- [DIRECTIONS]: Restate the listing below word for word, omitting any images.

Some records:
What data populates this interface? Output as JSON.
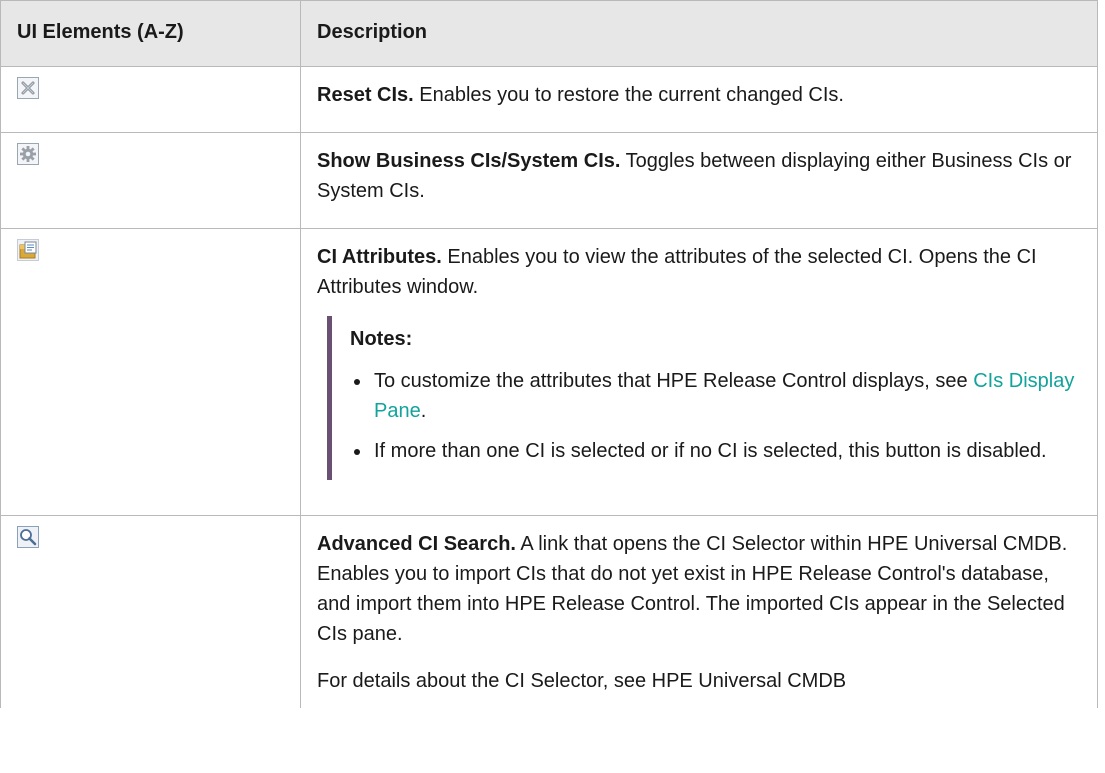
{
  "table": {
    "headers": [
      "UI Elements (A-Z)",
      "Description"
    ],
    "rows": [
      {
        "icon": "reset-x-icon",
        "title": "Reset CIs.",
        "text": " Enables you to restore the current changed CIs."
      },
      {
        "icon": "gear-icon",
        "title": "Show Business CIs/System CIs.",
        "text": " Toggles between displaying either Business CIs or System CIs."
      },
      {
        "icon": "ci-attributes-icon",
        "title": "CI Attributes.",
        "text": " Enables you to view the attributes of the selected CI. Opens the CI Attributes window.",
        "notes": {
          "title": "Notes:",
          "item1_before": "To customize the attributes that HPE Release Control displays, see ",
          "item1_link": "CIs Display Pane",
          "item1_after": ".",
          "item2": "If more than one CI is selected or if no CI is selected, this button is disabled."
        }
      },
      {
        "icon": "magnifier-icon",
        "title": "Advanced CI Search.",
        "text": " A link that opens the CI Selector within HPE Universal CMDB. Enables you to import CIs that do not yet exist in HPE Release Control's database, and import them into HPE Release Control. The imported CIs appear in the Selected CIs pane.",
        "para2": "For details about the CI Selector, see HPE Universal CMDB"
      }
    ]
  },
  "colors": {
    "header_bg": "#e7e7e7",
    "border": "#b9b9b9",
    "notes_bar": "#6a5171",
    "link": "#12a39c"
  }
}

- [SOLUTION]:
What data populates this interface? Output as JSON.
{
  "table": {
    "headers": [
      "UI Elements (A-Z)",
      "Description"
    ],
    "rows": [
      {
        "icon": "reset-x-icon",
        "title": "Reset CIs.",
        "text": " Enables you to restore the current changed CIs."
      },
      {
        "icon": "gear-icon",
        "title": "Show Business CIs/System CIs.",
        "text": " Toggles between displaying either Business CIs or System CIs."
      },
      {
        "icon": "ci-attributes-icon",
        "title": "CI Attributes.",
        "text": " Enables you to view the attributes of the selected CI. Opens the CI Attributes window.",
        "notes": {
          "title": "Notes:",
          "item1_before": "To customize the attributes that HPE Release Control displays, see ",
          "item1_link": "CIs Display Pane",
          "item1_after": ".",
          "item2": "If more than one CI is selected or if no CI is selected, this button is disabled."
        }
      },
      {
        "icon": "magnifier-icon",
        "title": "Advanced CI Search.",
        "text": " A link that opens the CI Selector within HPE Universal CMDB. Enables you to import CIs that do not yet exist in HPE Release Control's database, and import them into HPE Release Control. The imported CIs appear in the Selected CIs pane.",
        "para2": "For details about the CI Selector, see HPE Universal CMDB"
      }
    ]
  },
  "colors": {
    "header_bg": "#e7e7e7",
    "border": "#b9b9b9",
    "notes_bar": "#6a5171",
    "link": "#12a39c"
  }
}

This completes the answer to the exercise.